Of the lines in the entries, how many hold the word "bormoqda"? Give that number alone.

**Data records:**
=-=-=-=-=
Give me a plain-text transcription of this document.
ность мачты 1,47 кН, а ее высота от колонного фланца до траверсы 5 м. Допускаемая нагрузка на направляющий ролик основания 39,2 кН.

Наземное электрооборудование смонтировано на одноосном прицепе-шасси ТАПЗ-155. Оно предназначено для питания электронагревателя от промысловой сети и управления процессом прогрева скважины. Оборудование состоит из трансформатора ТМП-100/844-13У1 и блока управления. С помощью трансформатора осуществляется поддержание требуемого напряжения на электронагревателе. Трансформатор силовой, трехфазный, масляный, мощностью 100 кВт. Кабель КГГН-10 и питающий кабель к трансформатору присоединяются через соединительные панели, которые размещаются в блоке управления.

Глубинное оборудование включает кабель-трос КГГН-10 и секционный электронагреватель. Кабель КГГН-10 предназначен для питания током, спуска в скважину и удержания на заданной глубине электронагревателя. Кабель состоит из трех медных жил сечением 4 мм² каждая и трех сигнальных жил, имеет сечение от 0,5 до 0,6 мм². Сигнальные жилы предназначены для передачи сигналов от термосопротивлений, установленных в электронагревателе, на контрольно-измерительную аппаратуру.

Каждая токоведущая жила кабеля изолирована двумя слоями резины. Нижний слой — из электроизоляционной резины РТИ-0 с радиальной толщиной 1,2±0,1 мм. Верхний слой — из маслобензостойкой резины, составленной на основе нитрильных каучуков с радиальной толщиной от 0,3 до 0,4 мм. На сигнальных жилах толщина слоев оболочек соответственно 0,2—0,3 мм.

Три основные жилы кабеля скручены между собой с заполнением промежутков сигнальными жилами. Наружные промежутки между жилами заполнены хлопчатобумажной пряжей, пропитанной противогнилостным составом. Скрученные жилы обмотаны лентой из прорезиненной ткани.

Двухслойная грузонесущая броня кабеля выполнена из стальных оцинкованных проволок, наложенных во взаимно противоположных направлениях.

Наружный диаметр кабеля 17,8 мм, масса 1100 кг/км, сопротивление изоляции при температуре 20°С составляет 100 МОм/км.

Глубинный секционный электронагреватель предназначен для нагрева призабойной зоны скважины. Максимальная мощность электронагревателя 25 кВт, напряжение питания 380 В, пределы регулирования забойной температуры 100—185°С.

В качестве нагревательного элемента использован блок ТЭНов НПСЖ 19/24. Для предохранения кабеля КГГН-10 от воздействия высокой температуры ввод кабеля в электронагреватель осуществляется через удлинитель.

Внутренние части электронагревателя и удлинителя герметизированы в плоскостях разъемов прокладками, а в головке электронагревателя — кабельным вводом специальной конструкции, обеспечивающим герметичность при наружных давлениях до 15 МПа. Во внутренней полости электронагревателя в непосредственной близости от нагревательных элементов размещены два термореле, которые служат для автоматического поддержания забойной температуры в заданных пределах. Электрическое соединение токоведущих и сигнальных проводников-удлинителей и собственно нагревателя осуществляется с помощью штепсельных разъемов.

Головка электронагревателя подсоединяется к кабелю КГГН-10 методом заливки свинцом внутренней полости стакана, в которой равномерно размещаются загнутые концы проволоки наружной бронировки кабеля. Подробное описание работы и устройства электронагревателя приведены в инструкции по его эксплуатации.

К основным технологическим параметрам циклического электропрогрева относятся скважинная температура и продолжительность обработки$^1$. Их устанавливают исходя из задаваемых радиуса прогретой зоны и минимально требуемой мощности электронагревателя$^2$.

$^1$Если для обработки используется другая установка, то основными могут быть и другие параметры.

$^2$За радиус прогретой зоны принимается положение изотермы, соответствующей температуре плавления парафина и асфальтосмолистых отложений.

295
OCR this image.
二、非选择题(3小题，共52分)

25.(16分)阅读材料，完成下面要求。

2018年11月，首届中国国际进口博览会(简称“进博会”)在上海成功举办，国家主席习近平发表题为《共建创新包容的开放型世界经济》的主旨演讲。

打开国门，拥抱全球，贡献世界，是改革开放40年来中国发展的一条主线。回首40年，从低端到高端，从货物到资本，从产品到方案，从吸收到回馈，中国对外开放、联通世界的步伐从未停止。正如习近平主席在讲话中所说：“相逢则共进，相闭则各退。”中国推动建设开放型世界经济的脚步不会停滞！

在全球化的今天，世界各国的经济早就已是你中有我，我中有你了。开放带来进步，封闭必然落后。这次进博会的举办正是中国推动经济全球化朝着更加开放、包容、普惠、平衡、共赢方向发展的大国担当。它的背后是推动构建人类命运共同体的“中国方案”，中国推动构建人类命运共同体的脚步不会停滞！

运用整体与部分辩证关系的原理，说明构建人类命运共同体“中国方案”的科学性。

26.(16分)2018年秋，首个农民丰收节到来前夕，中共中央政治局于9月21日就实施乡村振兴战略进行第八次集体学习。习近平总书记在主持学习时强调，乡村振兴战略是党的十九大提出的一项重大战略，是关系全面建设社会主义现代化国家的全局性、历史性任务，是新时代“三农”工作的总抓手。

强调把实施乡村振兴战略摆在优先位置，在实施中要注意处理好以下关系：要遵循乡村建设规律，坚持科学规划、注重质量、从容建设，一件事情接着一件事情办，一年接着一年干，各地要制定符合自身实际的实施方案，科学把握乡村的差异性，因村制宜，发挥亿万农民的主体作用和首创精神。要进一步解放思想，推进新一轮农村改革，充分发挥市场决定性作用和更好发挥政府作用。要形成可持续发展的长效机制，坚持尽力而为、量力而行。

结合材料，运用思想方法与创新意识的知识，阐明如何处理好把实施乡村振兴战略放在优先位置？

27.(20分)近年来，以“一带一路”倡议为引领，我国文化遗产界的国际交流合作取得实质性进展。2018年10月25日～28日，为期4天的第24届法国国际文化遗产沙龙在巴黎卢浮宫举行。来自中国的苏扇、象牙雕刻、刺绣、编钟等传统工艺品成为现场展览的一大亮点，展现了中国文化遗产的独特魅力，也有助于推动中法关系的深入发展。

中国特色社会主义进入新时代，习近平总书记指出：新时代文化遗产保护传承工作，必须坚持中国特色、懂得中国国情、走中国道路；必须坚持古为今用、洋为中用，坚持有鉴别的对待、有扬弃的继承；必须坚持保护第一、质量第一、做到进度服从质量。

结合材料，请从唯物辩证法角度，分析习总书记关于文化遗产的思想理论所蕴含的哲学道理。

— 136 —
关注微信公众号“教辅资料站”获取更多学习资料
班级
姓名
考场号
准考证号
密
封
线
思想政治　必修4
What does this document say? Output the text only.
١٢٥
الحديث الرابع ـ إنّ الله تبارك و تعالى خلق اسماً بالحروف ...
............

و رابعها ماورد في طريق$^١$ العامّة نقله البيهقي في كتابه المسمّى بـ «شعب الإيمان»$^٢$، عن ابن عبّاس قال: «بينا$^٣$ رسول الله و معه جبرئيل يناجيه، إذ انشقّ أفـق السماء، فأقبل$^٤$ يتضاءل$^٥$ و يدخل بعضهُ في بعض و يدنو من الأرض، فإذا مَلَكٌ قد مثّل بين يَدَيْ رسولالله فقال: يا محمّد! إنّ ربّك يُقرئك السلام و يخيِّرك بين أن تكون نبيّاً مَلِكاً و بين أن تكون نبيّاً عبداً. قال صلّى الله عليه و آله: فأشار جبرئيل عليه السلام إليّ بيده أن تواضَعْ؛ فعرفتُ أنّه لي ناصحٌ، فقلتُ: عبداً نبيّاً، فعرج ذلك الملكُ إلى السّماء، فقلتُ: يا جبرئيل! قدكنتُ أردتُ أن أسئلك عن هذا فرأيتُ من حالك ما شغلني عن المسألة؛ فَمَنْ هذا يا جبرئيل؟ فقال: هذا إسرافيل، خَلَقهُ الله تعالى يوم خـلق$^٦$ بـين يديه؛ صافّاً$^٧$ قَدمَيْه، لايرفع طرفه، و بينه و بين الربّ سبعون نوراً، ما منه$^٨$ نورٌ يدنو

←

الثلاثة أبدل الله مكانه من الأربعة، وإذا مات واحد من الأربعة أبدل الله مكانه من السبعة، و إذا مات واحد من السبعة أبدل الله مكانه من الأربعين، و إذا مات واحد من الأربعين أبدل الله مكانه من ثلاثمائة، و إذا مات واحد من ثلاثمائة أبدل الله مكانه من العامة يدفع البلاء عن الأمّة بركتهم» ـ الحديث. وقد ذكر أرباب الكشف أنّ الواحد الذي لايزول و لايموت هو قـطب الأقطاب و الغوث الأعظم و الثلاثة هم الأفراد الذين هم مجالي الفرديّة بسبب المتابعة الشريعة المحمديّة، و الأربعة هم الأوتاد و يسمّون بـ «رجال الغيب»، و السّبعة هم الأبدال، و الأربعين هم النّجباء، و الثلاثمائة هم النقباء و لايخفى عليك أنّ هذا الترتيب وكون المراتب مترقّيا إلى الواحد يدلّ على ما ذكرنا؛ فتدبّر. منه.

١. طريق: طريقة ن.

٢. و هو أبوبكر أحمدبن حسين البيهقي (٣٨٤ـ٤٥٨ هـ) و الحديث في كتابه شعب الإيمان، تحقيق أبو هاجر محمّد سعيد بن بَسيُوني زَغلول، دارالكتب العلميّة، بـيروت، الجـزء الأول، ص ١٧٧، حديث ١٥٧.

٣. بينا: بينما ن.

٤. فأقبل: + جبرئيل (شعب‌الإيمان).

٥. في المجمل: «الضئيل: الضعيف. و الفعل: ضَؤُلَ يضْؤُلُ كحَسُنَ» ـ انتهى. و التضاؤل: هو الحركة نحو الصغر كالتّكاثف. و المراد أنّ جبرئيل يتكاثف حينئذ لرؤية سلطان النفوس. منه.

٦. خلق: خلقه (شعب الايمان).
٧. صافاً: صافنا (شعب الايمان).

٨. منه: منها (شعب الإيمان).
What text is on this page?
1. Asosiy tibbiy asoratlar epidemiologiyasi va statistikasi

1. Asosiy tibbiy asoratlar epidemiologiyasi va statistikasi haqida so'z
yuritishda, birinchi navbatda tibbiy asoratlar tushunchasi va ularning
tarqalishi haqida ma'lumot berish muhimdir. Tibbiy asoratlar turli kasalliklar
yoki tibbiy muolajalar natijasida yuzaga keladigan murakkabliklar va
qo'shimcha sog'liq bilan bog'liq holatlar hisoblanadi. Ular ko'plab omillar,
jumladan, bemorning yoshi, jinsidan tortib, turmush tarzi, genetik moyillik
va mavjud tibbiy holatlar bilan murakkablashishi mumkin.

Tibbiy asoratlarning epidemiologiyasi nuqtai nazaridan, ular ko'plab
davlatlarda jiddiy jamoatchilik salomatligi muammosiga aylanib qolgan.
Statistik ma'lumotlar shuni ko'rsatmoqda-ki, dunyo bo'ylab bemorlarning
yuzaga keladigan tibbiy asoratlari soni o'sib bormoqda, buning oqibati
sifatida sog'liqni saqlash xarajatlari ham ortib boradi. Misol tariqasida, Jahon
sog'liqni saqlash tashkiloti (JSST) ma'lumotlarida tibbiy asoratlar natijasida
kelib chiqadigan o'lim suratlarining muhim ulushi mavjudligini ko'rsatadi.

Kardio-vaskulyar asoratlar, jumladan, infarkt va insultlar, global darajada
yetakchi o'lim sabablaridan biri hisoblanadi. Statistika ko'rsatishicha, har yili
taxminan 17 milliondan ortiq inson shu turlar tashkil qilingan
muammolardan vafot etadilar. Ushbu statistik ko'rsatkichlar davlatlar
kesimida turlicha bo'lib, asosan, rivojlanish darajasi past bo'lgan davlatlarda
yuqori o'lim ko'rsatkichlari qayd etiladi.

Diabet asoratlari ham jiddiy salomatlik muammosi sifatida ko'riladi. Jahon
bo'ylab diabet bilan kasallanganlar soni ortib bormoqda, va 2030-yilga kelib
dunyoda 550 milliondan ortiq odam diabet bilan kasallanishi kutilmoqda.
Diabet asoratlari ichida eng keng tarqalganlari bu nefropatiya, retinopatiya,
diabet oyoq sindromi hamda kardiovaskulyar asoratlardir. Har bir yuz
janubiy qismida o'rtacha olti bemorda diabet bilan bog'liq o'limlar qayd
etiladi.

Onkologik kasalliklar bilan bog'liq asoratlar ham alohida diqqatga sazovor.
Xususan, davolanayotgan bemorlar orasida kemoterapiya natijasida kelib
=-=-=-=-=
**Written response:** 2